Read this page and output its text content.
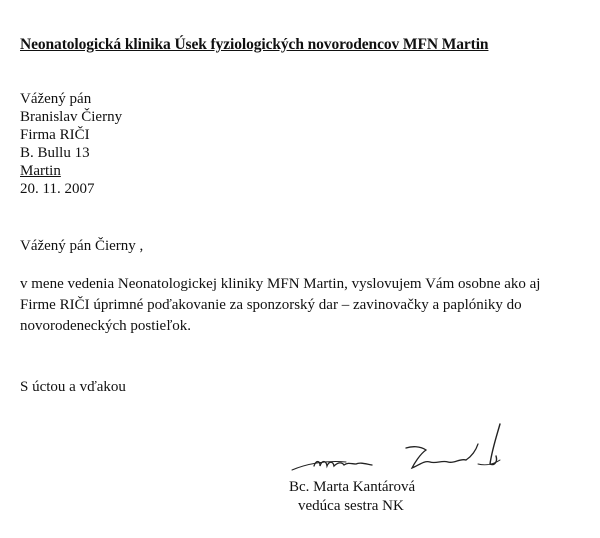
Neonatologická klinika Úsek fyziologických novorodencov MFN Martin
Vážený pán
Branislav Čierny
Firma RIČI
B. Bullu 13
Martin
20. 11. 2007
Vážený pán Čierny ,
v mene vedenia Neonatologickej kliniky MFN Martin, vyslovujem Vám osobne ako aj
Firme RIČI úprimné poďakovanie za sponzorský dar – zavinovačky a paplóniky do
novorodeneckých postieľok.
S úctou a vďakou
Bc. Marta Kantárová
vedúca sestra NK
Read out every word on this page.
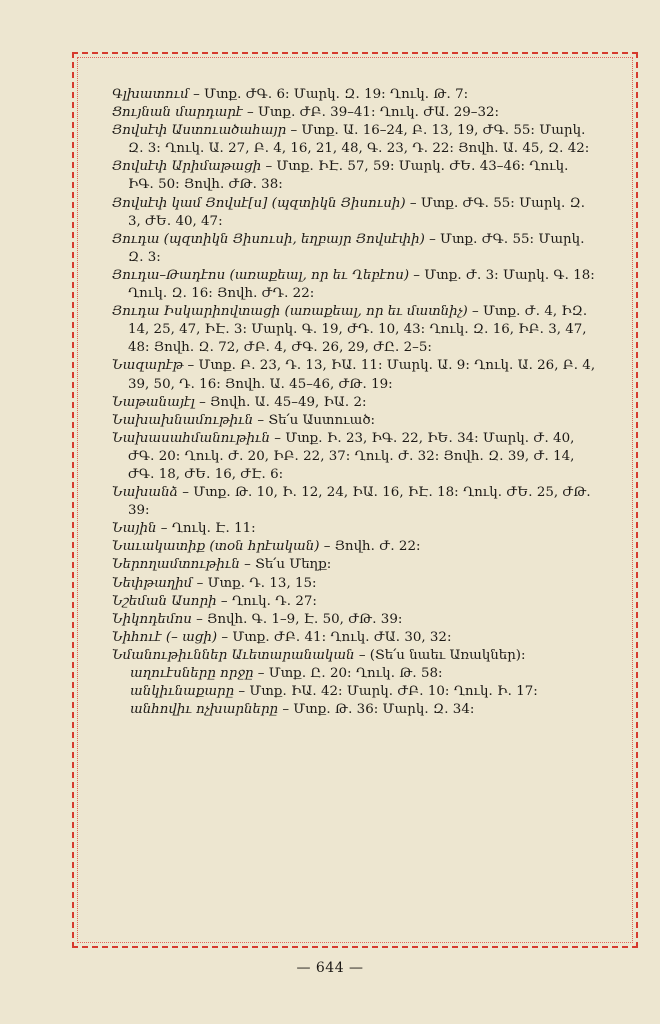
Գլխատում – Մտք․ ԺԳ․ 6։ Մարկ․ Զ․ 19։ Ղուկ․ Թ․ 7։

Ցույնան մարդարէ – Մտք․ ԺԲ․ 39–41։ Ղուկ․ ԺԱ․ 29–32։

Յովսէփ Աստուածահայր – Մտք․ Ա․ 16–24, Բ․ 13, 19, ԺԳ․ 55։ Մարկ․ Զ․ 3։ Ղուկ․ Ա․ 27, Բ․ 4, 16, 21, 48, Գ․ 23, Դ․ 22։ Յովհ․ Ա․ 45, Զ․ 42։

Յովսէփ Արիմաթացի – Մտք․ ԻԷ․ 57, 59։ Մարկ․ ԺԵ․ 43–46։ Ղուկ․ ԻԳ․ 50։ Յովհ․ ԺԹ․ 38։

Յովսէփ կամ Յովսէ[ս] (պզտիկն Յիսուսի) – Մտք․ ԺԳ․ 55։ Մարկ․ Զ․ 3, ԺԵ․ 40, 47։

Յուդա (պզտիկն Յիսուսի, եղբայր Յովսէփի) – Մտք․ ԺԳ․ 55։ Մարկ․ Զ․ 3։

Յուդա–Թադէոս (առաքեալ, որ եւ Ղեբէոս) – Մտք․ Ժ․ 3։ Մարկ․ Գ․ 18։ Ղուկ․ Զ․ 16։ Յովհ․ ԺԴ․ 22։

Յուդա Իսկարիովտացի (առաքեալ, որ եւ մատնիչ) – Մտք․ Ժ․ 4, ԻԶ․ 14, 25, 47, ԻԷ․ 3։ Մարկ․ Գ․ 19, ԺԴ․ 10, 43։ Ղուկ․ Զ․ 16, ԻԲ․ 3, 47, 48։ Յովհ․ Զ․ 72, ԺԲ․ 4, ԺԳ․ 26, 29, ԺԸ․ 2–5։

Նազարէթ – Մտք․ Բ․ 23, Դ․ 13, ԻԱ․ 11։ Մարկ․ Ա․ 9։ Ղուկ․ Ա․ 26, Բ․ 4, 39, 50, Դ․ 16։ Յովհ․ Ա․ 45–46, ԺԹ․ 19։

Նաթանայէլ – Յովհ․ Ա․ 45–49, ԻԱ․ 2։

Նախախնամութիւն – Տե՛ս Աստուած։

Նախասահմանութիւն – Մտք․ Ի․ 23, ԻԳ․ 22, ԻԵ․ 34։ Մարկ․ Ժ․ 40, ԺԳ․ 20։ Ղուկ․ Ժ․ 20, ԻԲ․ 22, 37։ Ղուկ․ Ժ․ 32։ Յովհ․ Զ․ 39, Ժ․ 14, ԺԳ․ 18, ԺԵ․ 16, ԺԷ․ 6։

Նախանձ – Մտք․ Թ․ 10, Ի․ 12, 24, ԻԱ․ 16, ԻԷ․ 18։ Ղուկ․ ԺԵ․ 25, ԺԹ․ 39։

Նային – Ղուկ․ Է․ 11։

Նաւակատիք (տօն հրէական) – Յովհ․ Ժ․ 22։

Ներողամտութիւն – Տե՛ս Մեղք։

Նեփթաղիմ – Մտք․ Դ․ 13, 15։

Նշեման Ասորի – Ղուկ․ Դ․ 27։

Նիկոդեմոս – Յովհ․ Գ․ 1–9, Է․ 50, ԺԹ․ 39։

Նիհուէ (– ացի) – Մտք․ ԺԲ․ 41։ Ղուկ․ ԺԱ․ 30, 32։

Նմանութիւններ Աւետարանական – (Տե՛ս նաեւ Առակներ)։

աղուէսները որջը – Մտք․ Ը․ 20։ Ղուկ․ Թ․ 58։

անկիւնաքարը – Մտք․ ԻԱ․ 42։ Մարկ․ ԺԲ․ 10։ Ղուկ․ Ի․ 17։

անհովիւ ոչխարները – Մտք․ Թ․ 36։ Մարկ․ Զ․ 34։

— 644 —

§ **DESCRIPTION OF THE TASK**:
Copy out each record shown above without alteration, skipping any picture.

§ **RIGHT ANSWER**:
Read this page and output its text content.
Neonatologická klinika Úsek fyziologických novorodencov MFN Martin
Vážený pán
Branislav Čierny
Firma RIČI
B. Bullu 13
Martin
20. 11. 2007
Vážený pán Čierny ,
v mene vedenia Neonatologickej kliniky MFN Martin, vyslovujem Vám osobne ako aj
Firme RIČI úprimné poďakovanie za sponzorský dar – zavinovačky a paplóniky do
novorodeneckých postieľok.
S úctou a vďakou
Bc. Marta Kantárová
vedúca sestra NK
Read out every word on this page.
Գլխատում – Մտք․ ԺԳ․ 6։ Մարկ․ Զ․ 19։ Ղուկ․ Թ․ 7։

Ցույնան մարդարէ – Մտք․ ԺԲ․ 39–41։ Ղուկ․ ԺԱ․ 29–32։

Յովսէփ Աստուածահայր – Մտք․ Ա․ 16–24, Բ․ 13, 19, ԺԳ․ 55։ Մարկ․ Զ․ 3։ Ղուկ․ Ա․ 27, Բ․ 4, 16, 21, 48, Գ․ 23, Դ․ 22։ Յովհ․ Ա․ 45, Զ․ 42։

Յովսէփ Արիմաթացի – Մտք․ ԻԷ․ 57, 59։ Մարկ․ ԺԵ․ 43–46։ Ղուկ․ ԻԳ․ 50։ Յովհ․ ԺԹ․ 38։

Յովսէփ կամ Յովսէ[ս] (պզտիկն Յիսուսի) – Մտք․ ԺԳ․ 55։ Մարկ․ Զ․ 3, ԺԵ․ 40, 47։

Յուդա (պզտիկն Յիսուսի, եղբայր Յովսէփի) – Մտք․ ԺԳ․ 55։ Մարկ․ Զ․ 3։

Յուդա–Թադէոս (առաքեալ, որ եւ Ղեբէոս) – Մտք․ Ժ․ 3։ Մարկ․ Գ․ 18։ Ղուկ․ Զ․ 16։ Յովհ․ ԺԴ․ 22։

Յուդա Իսկարիովտացի (առաքեալ, որ եւ մատնիչ) – Մտք․ Ժ․ 4, ԻԶ․ 14, 25, 47, ԻԷ․ 3։ Մարկ․ Գ․ 19, ԺԴ․ 10, 43։ Ղուկ․ Զ․ 16, ԻԲ․ 3, 47, 48։ Յովհ․ Զ․ 72, ԺԲ․ 4, ԺԳ․ 26, 29, ԺԸ․ 2–5։

Նազարէթ – Մտք․ Բ․ 23, Դ․ 13, ԻԱ․ 11։ Մարկ․ Ա․ 9։ Ղուկ․ Ա․ 26, Բ․ 4, 39, 50, Դ․ 16։ Յովհ․ Ա․ 45–46, ԺԹ․ 19։

Նաթանայէլ – Յովհ․ Ա․ 45–49, ԻԱ․ 2։

Նախախնամութիւն – Տե՛ս Աստուած։

Նախասահմանութիւն – Մտք․ Ի․ 23, ԻԳ․ 22, ԻԵ․ 34։ Մարկ․ Ժ․ 40, ԺԳ․ 20։ Ղուկ․ Ժ․ 20, ԻԲ․ 22, 37։ Ղուկ․ Ժ․ 32։ Յովհ․ Զ․ 39, Ժ․ 14, ԺԳ․ 18, ԺԵ․ 16, ԺԷ․ 6։

Նախանձ – Մտք․ Թ․ 10, Ի․ 12, 24, ԻԱ․ 16, ԻԷ․ 18։ Ղուկ․ ԺԵ․ 25, ԺԹ․ 39։

Նային – Ղուկ․ Է․ 11։

Նաւակատիք (տօն հրէական) – Յովհ․ Ժ․ 22։

Ներողամտութիւն – Տե՛ս Մեղք։

Նեփթաղիմ – Մտք․ Դ․ 13, 15։

Նշեման Ասորի – Ղուկ․ Դ․ 27։

Նիկոդեմոս – Յովհ․ Գ․ 1–9, Է․ 50, ԺԹ․ 39։

Նիհուէ (– ացի) – Մտք․ ԺԲ․ 41։ Ղուկ․ ԺԱ․ 30, 32։

Նմանութիւններ Աւետարանական – (Տե՛ս նաեւ Առակներ)։

աղուէսները որջը – Մտք․ Ը․ 20։ Ղուկ․ Թ․ 58։

անկիւնաքարը – Մտք․ ԻԱ․ 42։ Մարկ․ ԺԲ․ 10։ Ղուկ․ Ի․ 17։

անհովիւ ոչխարները – Մտք․ Թ․ 36։ Մարկ․ Զ․ 34։

— 644 —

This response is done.